CHALLENGE -
Don't copy the pictures; return every other part of the records exactly.

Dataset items
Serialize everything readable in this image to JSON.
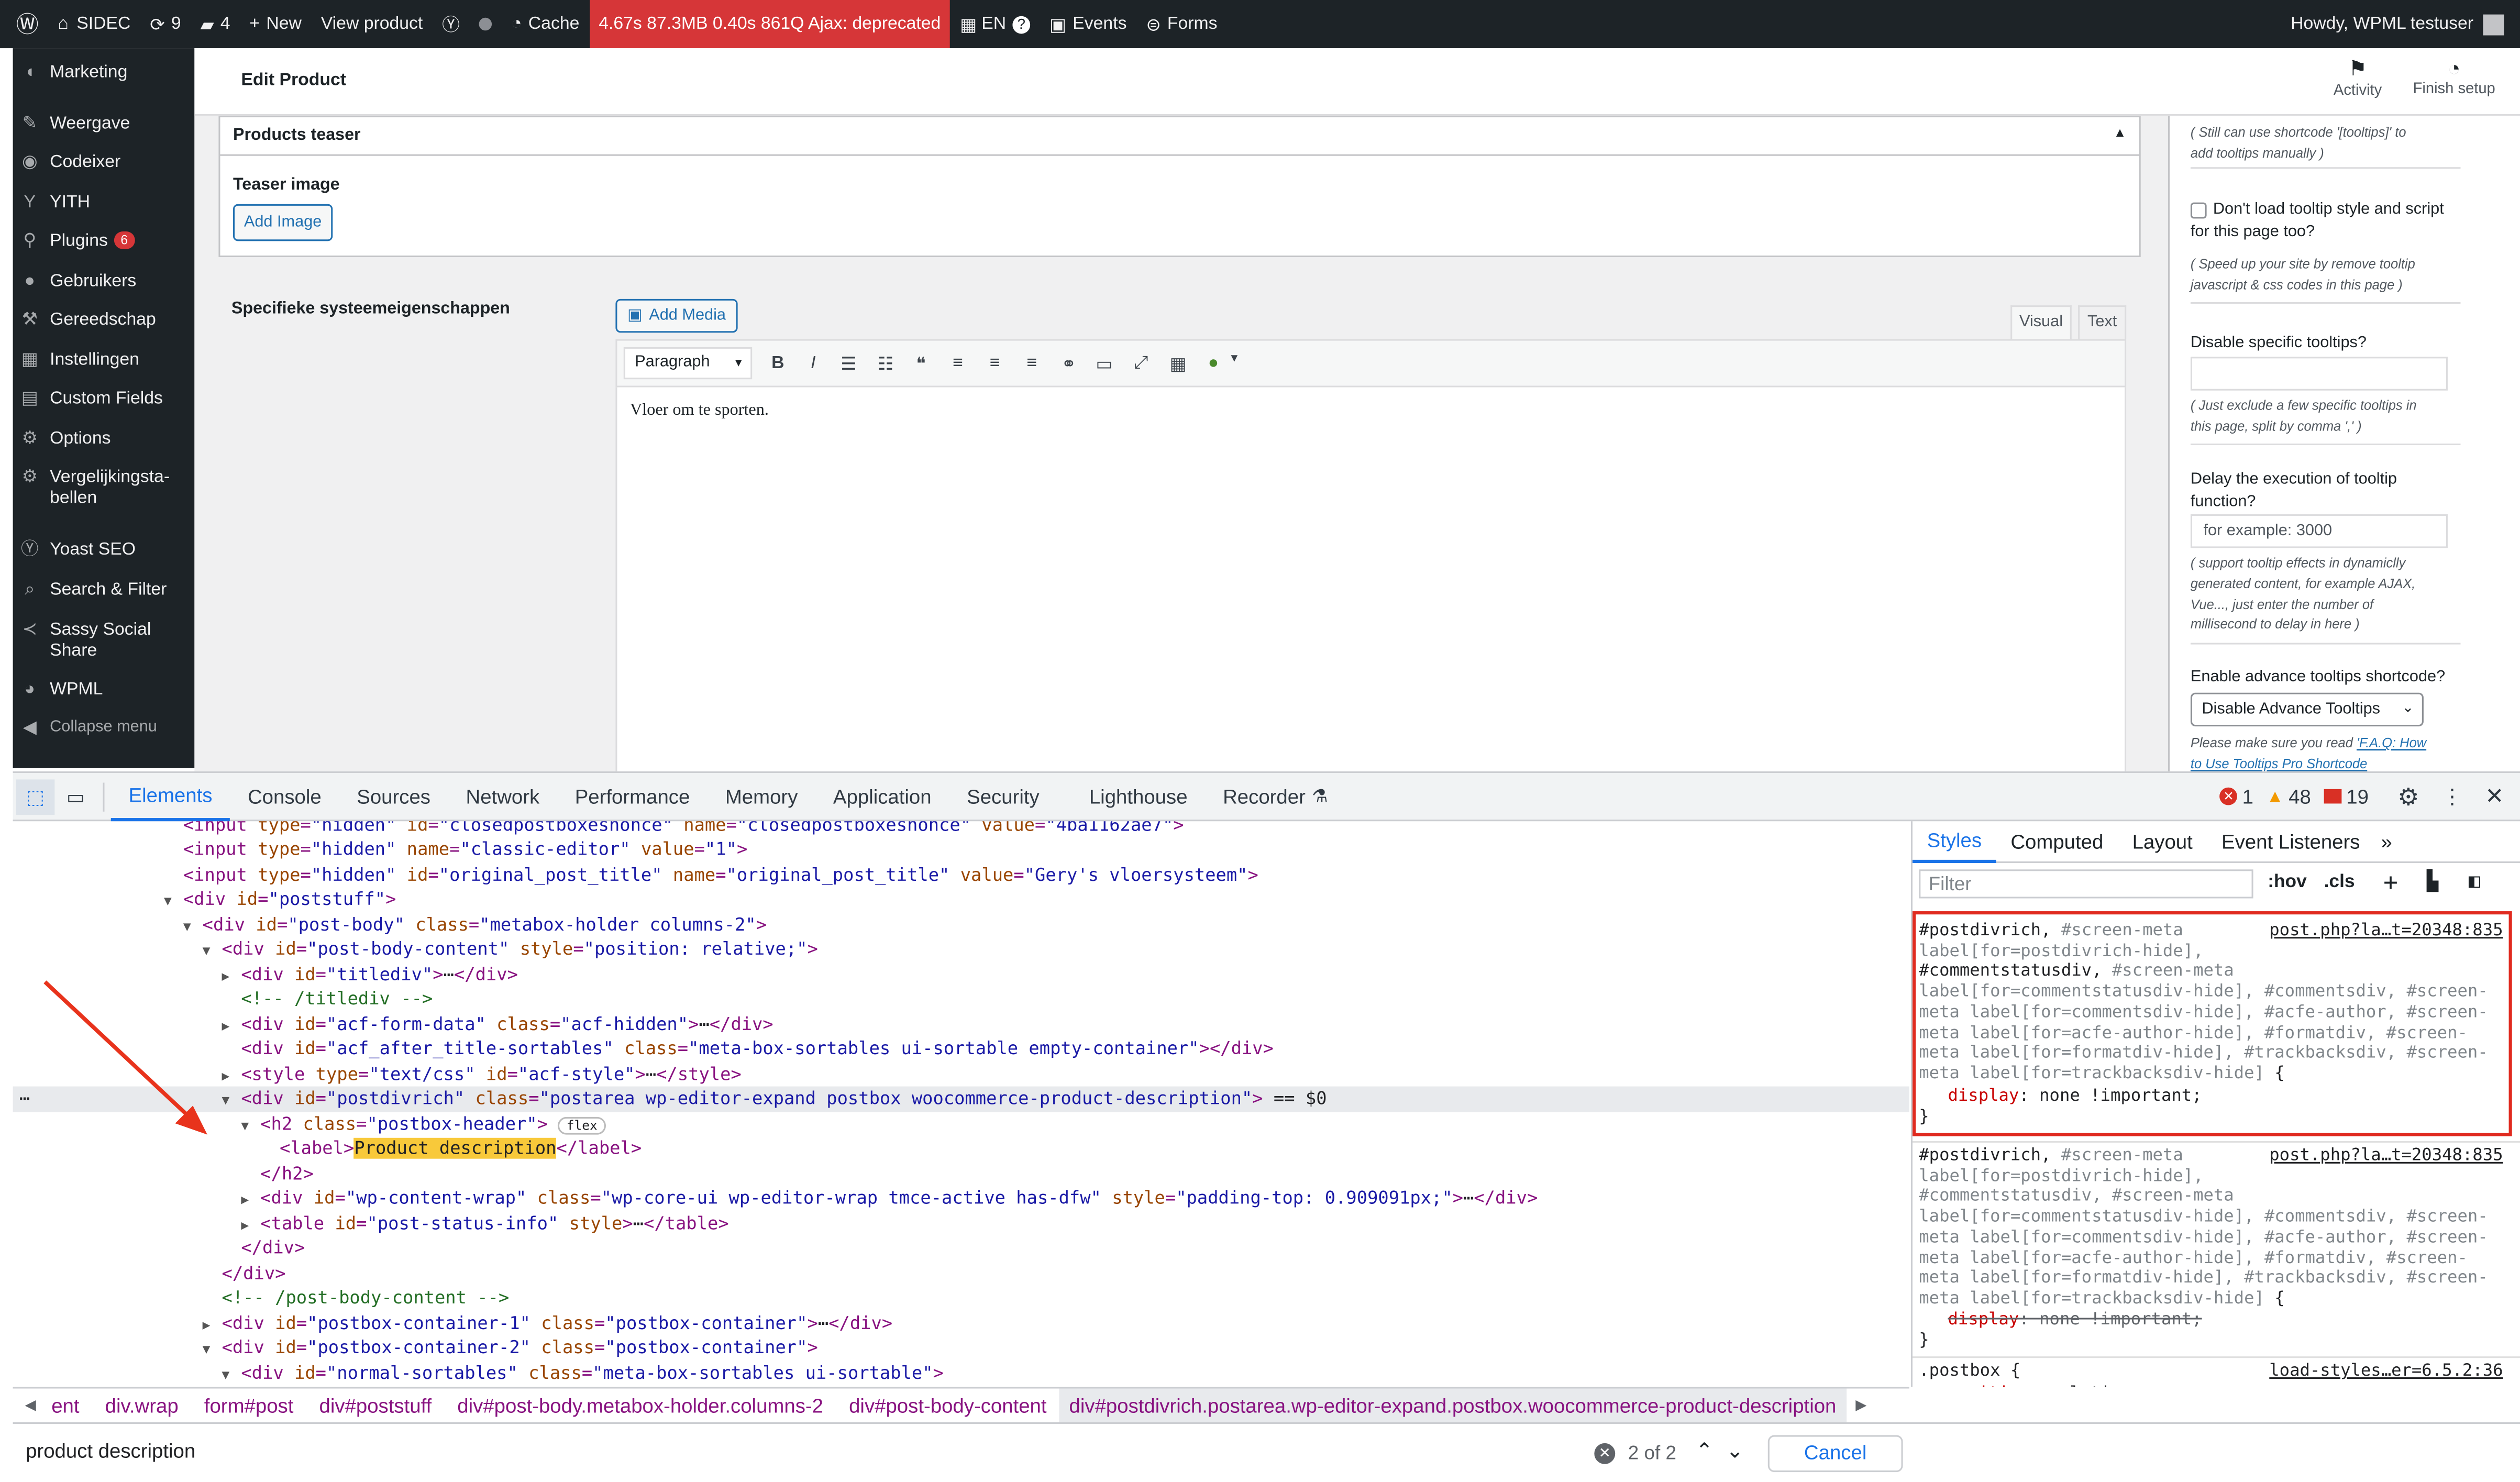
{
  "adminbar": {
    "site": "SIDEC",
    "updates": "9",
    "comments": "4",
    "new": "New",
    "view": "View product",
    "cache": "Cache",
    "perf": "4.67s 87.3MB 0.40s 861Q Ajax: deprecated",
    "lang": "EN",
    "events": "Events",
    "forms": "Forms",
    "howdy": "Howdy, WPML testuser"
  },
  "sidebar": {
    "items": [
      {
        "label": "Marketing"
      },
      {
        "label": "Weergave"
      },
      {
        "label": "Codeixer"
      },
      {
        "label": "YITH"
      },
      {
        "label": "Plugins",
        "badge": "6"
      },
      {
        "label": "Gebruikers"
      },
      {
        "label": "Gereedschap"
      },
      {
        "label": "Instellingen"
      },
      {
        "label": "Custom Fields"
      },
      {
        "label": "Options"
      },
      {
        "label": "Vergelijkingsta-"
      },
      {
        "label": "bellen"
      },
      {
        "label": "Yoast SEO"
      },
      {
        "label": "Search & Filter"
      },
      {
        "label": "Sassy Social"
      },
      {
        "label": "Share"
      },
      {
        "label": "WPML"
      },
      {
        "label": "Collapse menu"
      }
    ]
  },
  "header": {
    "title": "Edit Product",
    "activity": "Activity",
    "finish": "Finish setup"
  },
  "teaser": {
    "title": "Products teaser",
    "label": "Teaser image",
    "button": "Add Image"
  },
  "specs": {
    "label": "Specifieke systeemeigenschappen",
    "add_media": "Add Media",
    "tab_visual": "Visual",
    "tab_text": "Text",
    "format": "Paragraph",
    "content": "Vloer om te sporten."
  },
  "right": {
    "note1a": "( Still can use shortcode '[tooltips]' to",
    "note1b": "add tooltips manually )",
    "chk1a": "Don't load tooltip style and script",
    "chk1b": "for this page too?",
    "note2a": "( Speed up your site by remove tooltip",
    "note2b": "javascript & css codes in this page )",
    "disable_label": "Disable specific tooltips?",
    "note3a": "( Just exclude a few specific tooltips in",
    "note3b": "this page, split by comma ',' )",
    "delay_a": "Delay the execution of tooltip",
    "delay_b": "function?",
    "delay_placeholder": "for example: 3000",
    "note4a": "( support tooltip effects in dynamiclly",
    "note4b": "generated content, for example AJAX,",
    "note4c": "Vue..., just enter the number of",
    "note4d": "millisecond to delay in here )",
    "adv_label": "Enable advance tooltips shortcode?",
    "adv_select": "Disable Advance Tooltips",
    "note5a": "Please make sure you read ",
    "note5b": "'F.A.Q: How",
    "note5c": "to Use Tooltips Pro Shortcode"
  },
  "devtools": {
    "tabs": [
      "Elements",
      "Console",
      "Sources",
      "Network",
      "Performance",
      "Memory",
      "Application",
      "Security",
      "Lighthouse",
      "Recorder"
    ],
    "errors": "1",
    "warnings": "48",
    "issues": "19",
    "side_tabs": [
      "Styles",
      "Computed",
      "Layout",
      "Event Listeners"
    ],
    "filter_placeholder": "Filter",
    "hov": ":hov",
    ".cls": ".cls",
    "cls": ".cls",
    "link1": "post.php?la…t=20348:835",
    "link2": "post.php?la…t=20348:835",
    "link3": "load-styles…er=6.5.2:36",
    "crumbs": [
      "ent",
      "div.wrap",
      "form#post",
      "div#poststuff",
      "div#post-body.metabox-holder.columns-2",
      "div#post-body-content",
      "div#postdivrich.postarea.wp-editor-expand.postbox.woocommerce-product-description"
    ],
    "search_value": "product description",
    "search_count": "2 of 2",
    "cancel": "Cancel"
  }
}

SOLVED EXERCISE -
Serialize everything readable in this image to JSON.
{
  "adminbar": {
    "site": "SIDEC",
    "updates": "9",
    "comments": "4",
    "new": "New",
    "view": "View product",
    "cache": "Cache",
    "perf": "4.67s 87.3MB 0.40s 861Q Ajax: deprecated",
    "lang": "EN",
    "events": "Events",
    "forms": "Forms",
    "howdy": "Howdy, WPML testuser"
  },
  "sidebar": {
    "items": [
      {
        "label": "Marketing"
      },
      {
        "label": "Weergave"
      },
      {
        "label": "Codeixer"
      },
      {
        "label": "YITH"
      },
      {
        "label": "Plugins",
        "badge": "6"
      },
      {
        "label": "Gebruikers"
      },
      {
        "label": "Gereedschap"
      },
      {
        "label": "Instellingen"
      },
      {
        "label": "Custom Fields"
      },
      {
        "label": "Options"
      },
      {
        "label": "Vergelijkingsta-"
      },
      {
        "label": "bellen"
      },
      {
        "label": "Yoast SEO"
      },
      {
        "label": "Search & Filter"
      },
      {
        "label": "Sassy Social"
      },
      {
        "label": "Share"
      },
      {
        "label": "WPML"
      },
      {
        "label": "Collapse menu"
      }
    ]
  },
  "header": {
    "title": "Edit Product",
    "activity": "Activity",
    "finish": "Finish setup"
  },
  "teaser": {
    "title": "Products teaser",
    "label": "Teaser image",
    "button": "Add Image"
  },
  "specs": {
    "label": "Specifieke systeemeigenschappen",
    "add_media": "Add Media",
    "tab_visual": "Visual",
    "tab_text": "Text",
    "format": "Paragraph",
    "content": "Vloer om te sporten."
  },
  "right": {
    "note1a": "( Still can use shortcode '[tooltips]' to",
    "note1b": "add tooltips manually )",
    "chk1a": "Don't load tooltip style and script",
    "chk1b": "for this page too?",
    "note2a": "( Speed up your site by remove tooltip",
    "note2b": "javascript & css codes in this page )",
    "disable_label": "Disable specific tooltips?",
    "note3a": "( Just exclude a few specific tooltips in",
    "note3b": "this page, split by comma ',' )",
    "delay_a": "Delay the execution of tooltip",
    "delay_b": "function?",
    "delay_placeholder": "for example: 3000",
    "note4a": "( support tooltip effects in dynamiclly",
    "note4b": "generated content, for example AJAX,",
    "note4c": "Vue..., just enter the number of",
    "note4d": "millisecond to delay in here )",
    "adv_label": "Enable advance tooltips shortcode?",
    "adv_select": "Disable Advance Tooltips",
    "note5a": "Please make sure you read ",
    "note5b": "'F.A.Q: How",
    "note5c": "to Use Tooltips Pro Shortcode"
  },
  "devtools": {
    "tabs": [
      "Elements",
      "Console",
      "Sources",
      "Network",
      "Performance",
      "Memory",
      "Application",
      "Security",
      "Lighthouse",
      "Recorder"
    ],
    "errors": "1",
    "warnings": "48",
    "issues": "19",
    "side_tabs": [
      "Styles",
      "Computed",
      "Layout",
      "Event Listeners"
    ],
    "filter_placeholder": "Filter",
    "hov": ":hov",
    ".cls": ".cls",
    "cls": ".cls",
    "link1": "post.php?la…t=20348:835",
    "link2": "post.php?la…t=20348:835",
    "link3": "load-styles…er=6.5.2:36",
    "crumbs": [
      "ent",
      "div.wrap",
      "form#post",
      "div#poststuff",
      "div#post-body.metabox-holder.columns-2",
      "div#post-body-content",
      "div#postdivrich.postarea.wp-editor-expand.postbox.woocommerce-product-description"
    ],
    "search_value": "product description",
    "search_count": "2 of 2",
    "cancel": "Cancel"
  }
}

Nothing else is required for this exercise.